▸ **Exercise aim**
Write down every line of the records below without changing a single character.

(Element boundary records)
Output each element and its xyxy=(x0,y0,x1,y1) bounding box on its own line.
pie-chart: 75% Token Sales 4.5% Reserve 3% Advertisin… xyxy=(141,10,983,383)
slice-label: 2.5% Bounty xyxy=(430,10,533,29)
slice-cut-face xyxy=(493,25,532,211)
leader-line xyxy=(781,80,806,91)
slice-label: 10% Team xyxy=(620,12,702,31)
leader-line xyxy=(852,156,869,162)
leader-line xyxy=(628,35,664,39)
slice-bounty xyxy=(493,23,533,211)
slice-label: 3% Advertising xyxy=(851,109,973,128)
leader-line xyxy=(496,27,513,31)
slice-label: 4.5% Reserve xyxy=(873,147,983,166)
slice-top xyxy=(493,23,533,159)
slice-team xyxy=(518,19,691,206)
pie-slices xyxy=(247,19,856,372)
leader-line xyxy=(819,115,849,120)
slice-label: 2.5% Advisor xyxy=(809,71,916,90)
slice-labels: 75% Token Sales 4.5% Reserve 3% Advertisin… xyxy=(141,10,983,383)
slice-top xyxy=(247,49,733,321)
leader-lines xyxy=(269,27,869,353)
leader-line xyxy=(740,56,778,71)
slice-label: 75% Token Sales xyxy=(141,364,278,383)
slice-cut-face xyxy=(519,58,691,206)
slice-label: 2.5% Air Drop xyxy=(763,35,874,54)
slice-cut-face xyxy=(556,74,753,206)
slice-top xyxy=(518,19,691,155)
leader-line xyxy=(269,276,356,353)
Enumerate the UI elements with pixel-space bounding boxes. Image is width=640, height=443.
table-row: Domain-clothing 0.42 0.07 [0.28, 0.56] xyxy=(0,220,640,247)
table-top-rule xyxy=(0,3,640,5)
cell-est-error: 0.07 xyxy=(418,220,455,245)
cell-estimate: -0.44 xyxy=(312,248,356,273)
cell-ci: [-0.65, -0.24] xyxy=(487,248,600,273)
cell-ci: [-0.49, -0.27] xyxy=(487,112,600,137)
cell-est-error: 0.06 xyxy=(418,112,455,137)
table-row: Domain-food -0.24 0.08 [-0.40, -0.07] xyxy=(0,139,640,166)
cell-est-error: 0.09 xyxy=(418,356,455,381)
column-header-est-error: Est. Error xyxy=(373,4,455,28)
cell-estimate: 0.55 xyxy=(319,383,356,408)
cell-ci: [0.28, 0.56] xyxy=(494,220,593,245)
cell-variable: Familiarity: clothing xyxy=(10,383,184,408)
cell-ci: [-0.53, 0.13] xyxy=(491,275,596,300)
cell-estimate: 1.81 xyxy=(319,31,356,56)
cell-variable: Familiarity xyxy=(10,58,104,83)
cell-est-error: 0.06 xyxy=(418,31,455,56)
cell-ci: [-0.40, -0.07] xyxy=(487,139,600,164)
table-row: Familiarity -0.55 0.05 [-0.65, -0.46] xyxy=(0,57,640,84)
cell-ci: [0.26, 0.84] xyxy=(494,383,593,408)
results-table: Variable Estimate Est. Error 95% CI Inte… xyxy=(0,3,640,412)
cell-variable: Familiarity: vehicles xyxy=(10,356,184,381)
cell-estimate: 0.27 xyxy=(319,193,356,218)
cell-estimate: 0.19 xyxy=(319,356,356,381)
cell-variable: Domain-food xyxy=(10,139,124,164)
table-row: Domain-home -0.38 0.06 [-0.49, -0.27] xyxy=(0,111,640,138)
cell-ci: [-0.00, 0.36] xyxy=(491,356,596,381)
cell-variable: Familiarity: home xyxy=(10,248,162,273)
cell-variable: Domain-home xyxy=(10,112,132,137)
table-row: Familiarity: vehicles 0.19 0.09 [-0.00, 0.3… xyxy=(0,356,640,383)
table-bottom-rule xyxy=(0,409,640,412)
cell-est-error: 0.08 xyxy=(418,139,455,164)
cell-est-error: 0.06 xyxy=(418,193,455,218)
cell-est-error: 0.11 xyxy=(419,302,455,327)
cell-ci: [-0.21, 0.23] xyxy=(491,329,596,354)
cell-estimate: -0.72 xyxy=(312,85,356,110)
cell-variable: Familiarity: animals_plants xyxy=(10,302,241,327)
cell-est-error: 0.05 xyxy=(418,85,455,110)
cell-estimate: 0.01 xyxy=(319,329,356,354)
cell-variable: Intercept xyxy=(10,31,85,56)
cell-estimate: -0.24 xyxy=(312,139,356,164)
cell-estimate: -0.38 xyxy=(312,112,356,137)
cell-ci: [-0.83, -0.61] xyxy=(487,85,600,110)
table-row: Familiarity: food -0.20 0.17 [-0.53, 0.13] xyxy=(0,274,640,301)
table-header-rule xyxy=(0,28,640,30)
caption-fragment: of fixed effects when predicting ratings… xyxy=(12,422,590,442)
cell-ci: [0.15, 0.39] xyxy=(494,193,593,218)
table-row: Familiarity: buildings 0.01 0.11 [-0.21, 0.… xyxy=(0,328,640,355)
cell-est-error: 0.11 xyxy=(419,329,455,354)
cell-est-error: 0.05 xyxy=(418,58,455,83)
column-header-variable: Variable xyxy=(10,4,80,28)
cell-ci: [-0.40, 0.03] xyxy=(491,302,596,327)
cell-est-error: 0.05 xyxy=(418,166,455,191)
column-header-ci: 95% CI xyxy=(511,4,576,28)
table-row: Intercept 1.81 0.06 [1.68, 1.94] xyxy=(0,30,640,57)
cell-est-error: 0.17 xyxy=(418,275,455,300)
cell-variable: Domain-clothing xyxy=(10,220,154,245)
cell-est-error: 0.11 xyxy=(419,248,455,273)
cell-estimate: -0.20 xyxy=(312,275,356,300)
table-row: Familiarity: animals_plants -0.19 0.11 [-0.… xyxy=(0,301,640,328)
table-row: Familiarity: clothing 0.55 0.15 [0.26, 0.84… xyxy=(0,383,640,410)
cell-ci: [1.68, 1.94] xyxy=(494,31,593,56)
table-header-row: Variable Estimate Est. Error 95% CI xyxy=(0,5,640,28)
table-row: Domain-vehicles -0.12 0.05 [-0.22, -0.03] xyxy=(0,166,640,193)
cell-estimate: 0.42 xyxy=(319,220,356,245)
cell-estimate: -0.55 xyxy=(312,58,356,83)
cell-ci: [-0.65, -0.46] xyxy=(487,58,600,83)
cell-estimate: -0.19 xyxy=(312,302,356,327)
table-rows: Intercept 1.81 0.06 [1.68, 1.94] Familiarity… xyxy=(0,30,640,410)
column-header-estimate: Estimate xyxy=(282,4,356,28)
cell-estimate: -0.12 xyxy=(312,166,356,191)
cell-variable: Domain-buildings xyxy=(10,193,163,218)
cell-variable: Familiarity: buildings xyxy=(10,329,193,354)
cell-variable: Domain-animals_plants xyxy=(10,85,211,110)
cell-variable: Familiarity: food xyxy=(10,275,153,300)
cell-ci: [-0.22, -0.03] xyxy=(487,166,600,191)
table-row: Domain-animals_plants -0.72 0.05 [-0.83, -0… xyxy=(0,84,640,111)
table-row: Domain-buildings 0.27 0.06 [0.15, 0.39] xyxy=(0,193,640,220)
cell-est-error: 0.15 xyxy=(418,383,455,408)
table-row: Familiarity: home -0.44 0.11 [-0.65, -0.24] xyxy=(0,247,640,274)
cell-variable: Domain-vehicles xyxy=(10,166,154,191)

▸ **Task response**
Output each element and its xyxy=(x0,y0,x1,y1) bounding box on its own line.
pie-chart: 75% Token Sales 4.5% Reserve 3% Advertisin… xyxy=(141,10,983,383)
slice-label: 2.5% Bounty xyxy=(430,10,533,29)
slice-cut-face xyxy=(493,25,532,211)
leader-line xyxy=(781,80,806,91)
slice-label: 10% Team xyxy=(620,12,702,31)
leader-line xyxy=(852,156,869,162)
leader-line xyxy=(628,35,664,39)
slice-bounty xyxy=(493,23,533,211)
slice-label: 3% Advertising xyxy=(851,109,973,128)
leader-line xyxy=(496,27,513,31)
slice-label: 4.5% Reserve xyxy=(873,147,983,166)
slice-top xyxy=(493,23,533,159)
slice-team xyxy=(518,19,691,206)
pie-slices xyxy=(247,19,856,372)
leader-line xyxy=(819,115,849,120)
slice-label: 2.5% Advisor xyxy=(809,71,916,90)
slice-labels: 75% Token Sales 4.5% Reserve 3% Advertisin… xyxy=(141,10,983,383)
slice-top xyxy=(247,49,733,321)
leader-lines xyxy=(269,27,869,353)
leader-line xyxy=(740,56,778,71)
slice-label: 75% Token Sales xyxy=(141,364,278,383)
slice-cut-face xyxy=(519,58,691,206)
slice-label: 2.5% Air Drop xyxy=(763,35,874,54)
slice-cut-face xyxy=(556,74,753,206)
slice-top xyxy=(518,19,691,155)
leader-line xyxy=(269,276,356,353)
Enumerate the UI elements with pixel-space bounding boxes. Image is width=640, height=443.
table-row: Domain-clothing 0.42 0.07 [0.28, 0.56] xyxy=(0,220,640,247)
table-top-rule xyxy=(0,3,640,5)
cell-est-error: 0.07 xyxy=(418,220,455,245)
cell-estimate: -0.44 xyxy=(312,248,356,273)
cell-ci: [-0.65, -0.24] xyxy=(487,248,600,273)
cell-ci: [-0.49, -0.27] xyxy=(487,112,600,137)
cell-est-error: 0.06 xyxy=(418,112,455,137)
table-row: Domain-food -0.24 0.08 [-0.40, -0.07] xyxy=(0,139,640,166)
cell-est-error: 0.09 xyxy=(418,356,455,381)
column-header-est-error: Est. Error xyxy=(373,4,455,28)
cell-estimate: 0.55 xyxy=(319,383,356,408)
cell-ci: [0.28, 0.56] xyxy=(494,220,593,245)
cell-variable: Familiarity: clothing xyxy=(10,383,184,408)
cell-ci: [-0.53, 0.13] xyxy=(491,275,596,300)
cell-estimate: 1.81 xyxy=(319,31,356,56)
cell-variable: Familiarity xyxy=(10,58,104,83)
cell-est-error: 0.06 xyxy=(418,31,455,56)
cell-ci: [-0.40, -0.07] xyxy=(487,139,600,164)
table-row: Familiarity -0.55 0.05 [-0.65, -0.46] xyxy=(0,57,640,84)
cell-ci: [0.26, 0.84] xyxy=(494,383,593,408)
results-table: Variable Estimate Est. Error 95% CI Inte… xyxy=(0,3,640,412)
cell-variable: Familiarity: vehicles xyxy=(10,356,184,381)
cell-estimate: 0.27 xyxy=(319,193,356,218)
cell-estimate: 0.19 xyxy=(319,356,356,381)
cell-variable: Domain-food xyxy=(10,139,124,164)
table-row: Domain-home -0.38 0.06 [-0.49, -0.27] xyxy=(0,111,640,138)
cell-ci: [-0.00, 0.36] xyxy=(491,356,596,381)
cell-variable: Familiarity: home xyxy=(10,248,162,273)
cell-variable: Domain-home xyxy=(10,112,132,137)
table-row: Familiarity: vehicles 0.19 0.09 [-0.00, 0.3… xyxy=(0,356,640,383)
table-bottom-rule xyxy=(0,409,640,412)
cell-est-error: 0.08 xyxy=(418,139,455,164)
cell-est-error: 0.06 xyxy=(418,193,455,218)
cell-est-error: 0.11 xyxy=(419,302,455,327)
cell-ci: [-0.21, 0.23] xyxy=(491,329,596,354)
cell-estimate: -0.72 xyxy=(312,85,356,110)
cell-variable: Familiarity: animals_plants xyxy=(10,302,241,327)
cell-est-error: 0.05 xyxy=(418,85,455,110)
cell-estimate: 0.01 xyxy=(319,329,356,354)
cell-variable: Intercept xyxy=(10,31,85,56)
cell-estimate: -0.24 xyxy=(312,139,356,164)
cell-estimate: -0.38 xyxy=(312,112,356,137)
cell-ci: [-0.83, -0.61] xyxy=(487,85,600,110)
table-row: Familiarity: food -0.20 0.17 [-0.53, 0.13] xyxy=(0,274,640,301)
table-header-rule xyxy=(0,28,640,30)
caption-fragment: of fixed effects when predicting ratings… xyxy=(12,422,590,442)
cell-ci: [0.15, 0.39] xyxy=(494,193,593,218)
table-row: Familiarity: buildings 0.01 0.11 [-0.21, 0.… xyxy=(0,328,640,355)
cell-est-error: 0.11 xyxy=(419,329,455,354)
cell-est-error: 0.05 xyxy=(418,58,455,83)
column-header-variable: Variable xyxy=(10,4,80,28)
cell-ci: [-0.40, 0.03] xyxy=(491,302,596,327)
cell-est-error: 0.05 xyxy=(418,166,455,191)
column-header-ci: 95% CI xyxy=(511,4,576,28)
table-row: Intercept 1.81 0.06 [1.68, 1.94] xyxy=(0,30,640,57)
cell-est-error: 0.17 xyxy=(418,275,455,300)
cell-variable: Domain-clothing xyxy=(10,220,154,245)
cell-est-error: 0.11 xyxy=(419,248,455,273)
cell-estimate: -0.20 xyxy=(312,275,356,300)
table-row: Familiarity: animals_plants -0.19 0.11 [-0.… xyxy=(0,301,640,328)
table-row: Familiarity: clothing 0.55 0.15 [0.26, 0.84… xyxy=(0,383,640,410)
cell-ci: [1.68, 1.94] xyxy=(494,31,593,56)
table-header-row: Variable Estimate Est. Error 95% CI xyxy=(0,5,640,28)
table-row: Domain-vehicles -0.12 0.05 [-0.22, -0.03] xyxy=(0,166,640,193)
cell-estimate: 0.42 xyxy=(319,220,356,245)
cell-estimate: -0.55 xyxy=(312,58,356,83)
cell-ci: [-0.65, -0.46] xyxy=(487,58,600,83)
cell-estimate: -0.19 xyxy=(312,302,356,327)
table-rows: Intercept 1.81 0.06 [1.68, 1.94] Familiarity… xyxy=(0,30,640,410)
column-header-estimate: Estimate xyxy=(282,4,356,28)
cell-estimate: -0.12 xyxy=(312,166,356,191)
cell-variable: Domain-buildings xyxy=(10,193,163,218)
cell-variable: Familiarity: buildings xyxy=(10,329,193,354)
cell-variable: Domain-animals_plants xyxy=(10,85,211,110)
cell-variable: Familiarity: food xyxy=(10,275,153,300)
cell-ci: [-0.22, -0.03] xyxy=(487,166,600,191)
table-row: Domain-animals_plants -0.72 0.05 [-0.83, -0… xyxy=(0,84,640,111)
table-row: Domain-buildings 0.27 0.06 [0.15, 0.39] xyxy=(0,193,640,220)
cell-est-error: 0.15 xyxy=(418,383,455,408)
table-row: Familiarity: home -0.44 0.11 [-0.65, -0.24] xyxy=(0,247,640,274)
cell-variable: Domain-vehicles xyxy=(10,166,154,191)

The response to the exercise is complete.